The request: Each line containing the word "Valuation" must be reported.

Records for this task:
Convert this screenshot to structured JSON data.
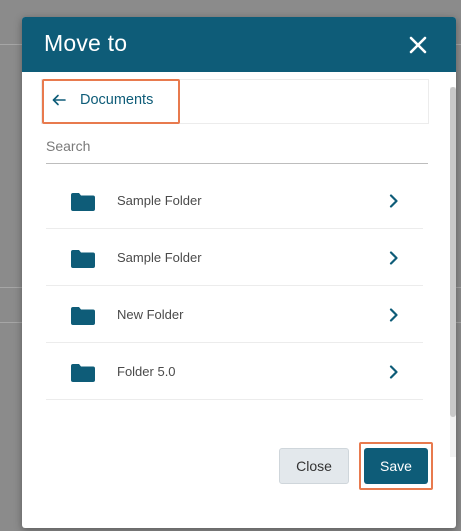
{
  "dialog": {
    "title": "Move to",
    "close_icon": "close-icon"
  },
  "breadcrumb": {
    "back_icon": "arrow-left-icon",
    "label": "Documents"
  },
  "search": {
    "placeholder": "Search",
    "value": ""
  },
  "folders": [
    {
      "name": "Sample Folder",
      "icon": "folder-icon"
    },
    {
      "name": "Sample Folder",
      "icon": "folder-icon"
    },
    {
      "name": "New Folder",
      "icon": "folder-icon"
    },
    {
      "name": "Folder 5.0",
      "icon": "folder-icon"
    }
  ],
  "footer": {
    "close_label": "Close",
    "save_label": "Save"
  },
  "colors": {
    "header": "#0e5c78",
    "accent": "#0e5c78",
    "highlight": "#e87a4e",
    "folder": "#0e5c78"
  }
}
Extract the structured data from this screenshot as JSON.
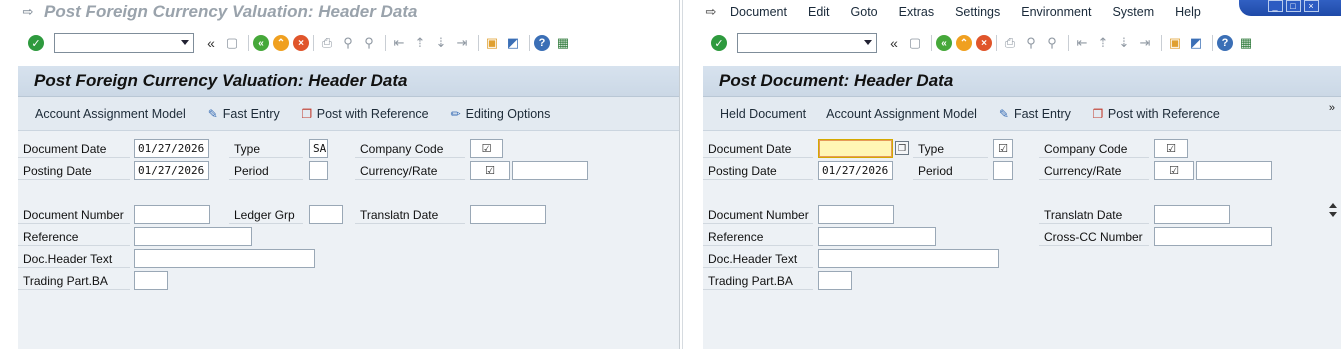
{
  "left": {
    "window_title": "Post Foreign Currency Valuation: Header Data",
    "screen_title": "Post Foreign Currency Valuation: Header Data",
    "app_toolbar": [
      "Account Assignment Model",
      "Fast Entry",
      "Post with Reference",
      "Editing Options"
    ],
    "fields": {
      "document_date": {
        "label": "Document Date",
        "value": "01/27/2026"
      },
      "posting_date": {
        "label": "Posting Date",
        "value": "01/27/2026"
      },
      "type": {
        "label": "Type",
        "value": "SA"
      },
      "period": {
        "label": "Period",
        "value": ""
      },
      "company_code": {
        "label": "Company Code",
        "value": ""
      },
      "currency_rate": {
        "label": "Currency/Rate",
        "value": ""
      },
      "document_number": {
        "label": "Document Number",
        "value": ""
      },
      "ledger_grp": {
        "label": "Ledger Grp",
        "value": ""
      },
      "translatn_date": {
        "label": "Translatn Date",
        "value": ""
      },
      "reference": {
        "label": "Reference",
        "value": ""
      },
      "doc_header_text": {
        "label": "Doc.Header Text",
        "value": ""
      },
      "trading_part_ba": {
        "label": "Trading Part.BA",
        "value": ""
      }
    }
  },
  "right": {
    "menu": [
      "Document",
      "Edit",
      "Goto",
      "Extras",
      "Settings",
      "Environment",
      "System",
      "Help"
    ],
    "screen_title": "Post Document: Header Data",
    "app_toolbar": [
      "Held Document",
      "Account Assignment Model",
      "Fast Entry",
      "Post with Reference"
    ],
    "more_indicator": "»",
    "fields": {
      "document_date": {
        "label": "Document Date",
        "value": ""
      },
      "posting_date": {
        "label": "Posting Date",
        "value": "01/27/2026"
      },
      "type": {
        "label": "Type",
        "value": ""
      },
      "period": {
        "label": "Period",
        "value": ""
      },
      "company_code": {
        "label": "Company Code",
        "value": ""
      },
      "currency_rate": {
        "label": "Currency/Rate",
        "value": ""
      },
      "document_number": {
        "label": "Document Number",
        "value": ""
      },
      "translatn_date": {
        "label": "Translatn Date",
        "value": ""
      },
      "reference": {
        "label": "Reference",
        "value": ""
      },
      "cross_cc_number": {
        "label": "Cross-CC Number",
        "value": ""
      },
      "doc_header_text": {
        "label": "Doc.Header Text",
        "value": ""
      },
      "trading_part_ba": {
        "label": "Trading Part.BA",
        "value": ""
      }
    }
  },
  "toolbar": {
    "back_symbol": "«",
    "check_glyph": "✓"
  },
  "icons": {
    "window": "exit-icon",
    "enter": "enter-check-icon",
    "save": "save-icon",
    "back": "back-icon",
    "exit": "exit-icon",
    "cancel": "cancel-icon",
    "print": "print-icon",
    "find": "find-icon",
    "help": "help-icon"
  },
  "colors": {
    "accent": "#2e9a3e",
    "focus_field": "#fff6b5",
    "title_bar": "#3a6bd0"
  }
}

Exercise response:
    "window_title": "Post Foreign Currency Valuation: Header Data",
    "screen_title": "Post Foreign Currency Valuation: Header Data",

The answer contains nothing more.